-- START Extracted records --

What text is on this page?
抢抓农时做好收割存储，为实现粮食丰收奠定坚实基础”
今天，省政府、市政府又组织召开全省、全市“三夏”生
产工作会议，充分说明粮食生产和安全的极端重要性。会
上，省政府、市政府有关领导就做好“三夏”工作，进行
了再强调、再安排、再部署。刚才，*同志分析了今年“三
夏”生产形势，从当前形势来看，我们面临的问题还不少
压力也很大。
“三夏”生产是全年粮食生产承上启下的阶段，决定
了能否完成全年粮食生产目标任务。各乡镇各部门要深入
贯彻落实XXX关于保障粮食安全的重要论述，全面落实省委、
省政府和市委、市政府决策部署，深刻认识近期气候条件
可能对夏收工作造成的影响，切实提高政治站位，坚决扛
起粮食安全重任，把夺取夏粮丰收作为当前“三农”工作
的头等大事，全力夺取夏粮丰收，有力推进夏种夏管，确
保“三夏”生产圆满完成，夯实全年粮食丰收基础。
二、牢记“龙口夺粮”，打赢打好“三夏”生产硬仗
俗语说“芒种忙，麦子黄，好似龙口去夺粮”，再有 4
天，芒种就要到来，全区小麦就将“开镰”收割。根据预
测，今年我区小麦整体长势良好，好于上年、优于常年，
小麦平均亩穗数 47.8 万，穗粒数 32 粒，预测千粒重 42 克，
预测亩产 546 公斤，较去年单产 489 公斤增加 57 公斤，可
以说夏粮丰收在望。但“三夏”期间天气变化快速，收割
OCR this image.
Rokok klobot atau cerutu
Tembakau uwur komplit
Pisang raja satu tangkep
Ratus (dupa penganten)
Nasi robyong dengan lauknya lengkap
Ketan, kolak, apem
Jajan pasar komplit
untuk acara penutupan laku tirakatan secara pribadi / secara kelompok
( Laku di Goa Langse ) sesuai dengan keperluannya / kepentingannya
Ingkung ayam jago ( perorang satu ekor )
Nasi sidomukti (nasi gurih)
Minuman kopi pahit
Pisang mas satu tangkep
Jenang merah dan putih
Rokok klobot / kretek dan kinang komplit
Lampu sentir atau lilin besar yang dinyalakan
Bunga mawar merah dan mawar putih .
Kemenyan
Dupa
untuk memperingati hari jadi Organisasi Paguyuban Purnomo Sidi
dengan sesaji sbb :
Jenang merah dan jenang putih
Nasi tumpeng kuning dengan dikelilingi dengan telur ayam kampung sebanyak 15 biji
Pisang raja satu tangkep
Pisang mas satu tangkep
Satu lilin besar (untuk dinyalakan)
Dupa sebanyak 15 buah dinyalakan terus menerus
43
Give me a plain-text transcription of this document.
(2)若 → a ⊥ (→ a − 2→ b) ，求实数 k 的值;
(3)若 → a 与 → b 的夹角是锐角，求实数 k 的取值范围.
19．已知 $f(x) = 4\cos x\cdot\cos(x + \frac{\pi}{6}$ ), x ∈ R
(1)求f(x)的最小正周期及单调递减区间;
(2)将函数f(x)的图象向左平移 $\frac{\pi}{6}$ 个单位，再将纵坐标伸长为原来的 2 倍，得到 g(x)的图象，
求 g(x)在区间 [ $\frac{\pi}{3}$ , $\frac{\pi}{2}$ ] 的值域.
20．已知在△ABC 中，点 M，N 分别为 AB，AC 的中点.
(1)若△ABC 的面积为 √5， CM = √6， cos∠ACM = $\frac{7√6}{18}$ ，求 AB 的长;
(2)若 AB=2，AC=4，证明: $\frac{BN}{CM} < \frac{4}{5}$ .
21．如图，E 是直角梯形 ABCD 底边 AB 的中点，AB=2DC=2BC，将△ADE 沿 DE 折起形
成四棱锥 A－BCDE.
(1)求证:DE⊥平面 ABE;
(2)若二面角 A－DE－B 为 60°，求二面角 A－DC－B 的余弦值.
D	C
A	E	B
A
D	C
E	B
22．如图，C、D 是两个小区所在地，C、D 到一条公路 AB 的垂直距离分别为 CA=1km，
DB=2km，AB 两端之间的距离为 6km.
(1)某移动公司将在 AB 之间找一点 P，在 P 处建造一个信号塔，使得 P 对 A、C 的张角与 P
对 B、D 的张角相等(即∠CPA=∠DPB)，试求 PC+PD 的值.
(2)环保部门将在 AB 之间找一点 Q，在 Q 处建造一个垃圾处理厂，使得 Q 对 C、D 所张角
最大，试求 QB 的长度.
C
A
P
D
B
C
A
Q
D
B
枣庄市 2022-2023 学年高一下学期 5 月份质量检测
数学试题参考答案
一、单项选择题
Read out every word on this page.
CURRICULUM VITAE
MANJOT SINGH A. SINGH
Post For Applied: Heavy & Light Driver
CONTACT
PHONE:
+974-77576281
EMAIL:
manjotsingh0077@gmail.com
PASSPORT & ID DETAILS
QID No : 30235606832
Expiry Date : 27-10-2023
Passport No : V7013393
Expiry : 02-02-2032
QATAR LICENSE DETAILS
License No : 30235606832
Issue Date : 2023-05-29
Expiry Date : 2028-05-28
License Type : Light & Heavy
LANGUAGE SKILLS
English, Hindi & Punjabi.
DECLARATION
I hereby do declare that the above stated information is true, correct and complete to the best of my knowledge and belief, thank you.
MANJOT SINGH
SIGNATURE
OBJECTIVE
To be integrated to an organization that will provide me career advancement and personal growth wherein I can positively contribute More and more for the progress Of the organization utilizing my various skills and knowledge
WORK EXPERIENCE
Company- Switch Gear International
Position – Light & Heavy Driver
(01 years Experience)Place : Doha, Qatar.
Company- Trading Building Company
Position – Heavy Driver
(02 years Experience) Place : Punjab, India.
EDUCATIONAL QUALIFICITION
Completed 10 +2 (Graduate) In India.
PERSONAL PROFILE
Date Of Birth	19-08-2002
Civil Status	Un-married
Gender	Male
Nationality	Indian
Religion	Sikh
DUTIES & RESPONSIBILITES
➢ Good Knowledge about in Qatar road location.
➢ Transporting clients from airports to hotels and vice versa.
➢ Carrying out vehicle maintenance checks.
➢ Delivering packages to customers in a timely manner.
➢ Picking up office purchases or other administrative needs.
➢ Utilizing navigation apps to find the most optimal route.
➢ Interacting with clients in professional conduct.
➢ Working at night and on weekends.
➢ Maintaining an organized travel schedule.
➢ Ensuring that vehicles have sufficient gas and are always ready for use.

-- END Extracted records --

→ What to do: Going through the data, tally the lines containing "dengan" and report only the result.

→ Solution: 4